Write out all records as given; omit images.
**********
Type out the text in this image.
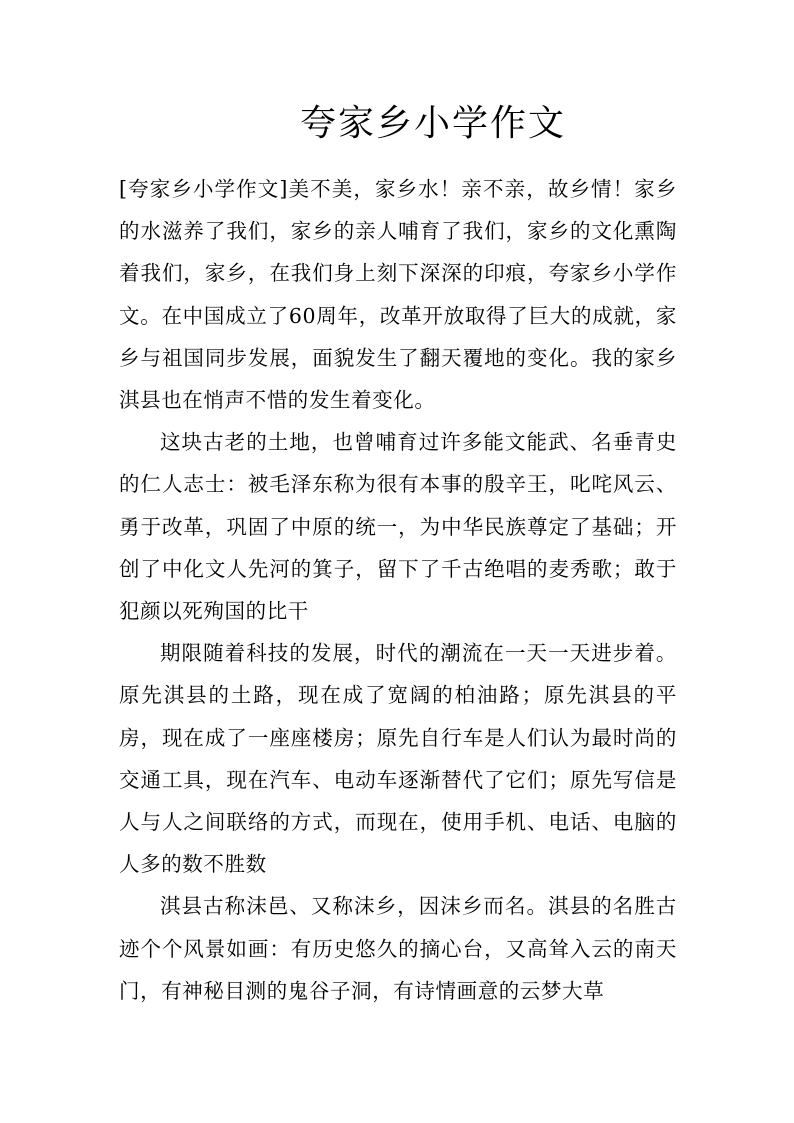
夸家乡小学作文

[夸家乡小学作文]美不美，家乡水！亲不亲，故乡情！家乡的水滋养了我们，家乡的亲人哺育了我们，家乡的文化熏陶着我们，家乡，在我们身上刻下深深的印痕，夸家乡小学作文。在中国成立了60周年，改革开放取得了巨大的成就，家乡与祖国同步发展，面貌发生了翻天覆地的变化。我的家乡淇县也在悄声不惜的发生着变化。

这块古老的土地，也曾哺育过许多能文能武、名垂青史的仁人志士：被毛泽东称为很有本事的殷辛王，叱咤风云、勇于改革，巩固了中原的统一，为中华民族尊定了基础；开创了中化文人先河的箕子，留下了千古绝唱的麦秀歌；敢于犯颜以死殉国的比干

期限随着科技的发展，时代的潮流在一天一天进步着。原先淇县的土路，现在成了宽阔的柏油路；原先淇县的平房，现在成了一座座楼房；原先自行车是人们认为最时尚的交通工具，现在汽车、电动车逐渐替代了它们；原先写信是人与人之间联络的方式，而现在，使用手机、电话、电脑的人多的数不胜数

淇县古称沫邑、又称沫乡，因沫乡而名。淇县的名胜古迹个个风景如画：有历史悠久的摘心台，又高耸入云的南天门，有神秘目测的鬼谷子洞，有诗情画意的云梦大草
**********
■ Written response
Type out the text in this image.
夸家乡小学作文

[夸家乡小学作文]美不美，家乡水！亲不亲，故乡情！家乡的水滋养了我们，家乡的亲人哺育了我们，家乡的文化熏陶着我们，家乡，在我们身上刻下深深的印痕，夸家乡小学作文。在中国成立了60周年，改革开放取得了巨大的成就，家乡与祖国同步发展，面貌发生了翻天覆地的变化。我的家乡淇县也在悄声不惜的发生着变化。

这块古老的土地，也曾哺育过许多能文能武、名垂青史的仁人志士：被毛泽东称为很有本事的殷辛王，叱咤风云、勇于改革，巩固了中原的统一，为中华民族尊定了基础；开创了中化文人先河的箕子，留下了千古绝唱的麦秀歌；敢于犯颜以死殉国的比干

期限随着科技的发展，时代的潮流在一天一天进步着。原先淇县的土路，现在成了宽阔的柏油路；原先淇县的平房，现在成了一座座楼房；原先自行车是人们认为最时尚的交通工具，现在汽车、电动车逐渐替代了它们；原先写信是人与人之间联络的方式，而现在，使用手机、电话、电脑的人多的数不胜数

淇县古称沫邑、又称沫乡，因沫乡而名。淇县的名胜古迹个个风景如画：有历史悠久的摘心台，又高耸入云的南天门，有神秘目测的鬼谷子洞，有诗情画意的云梦大草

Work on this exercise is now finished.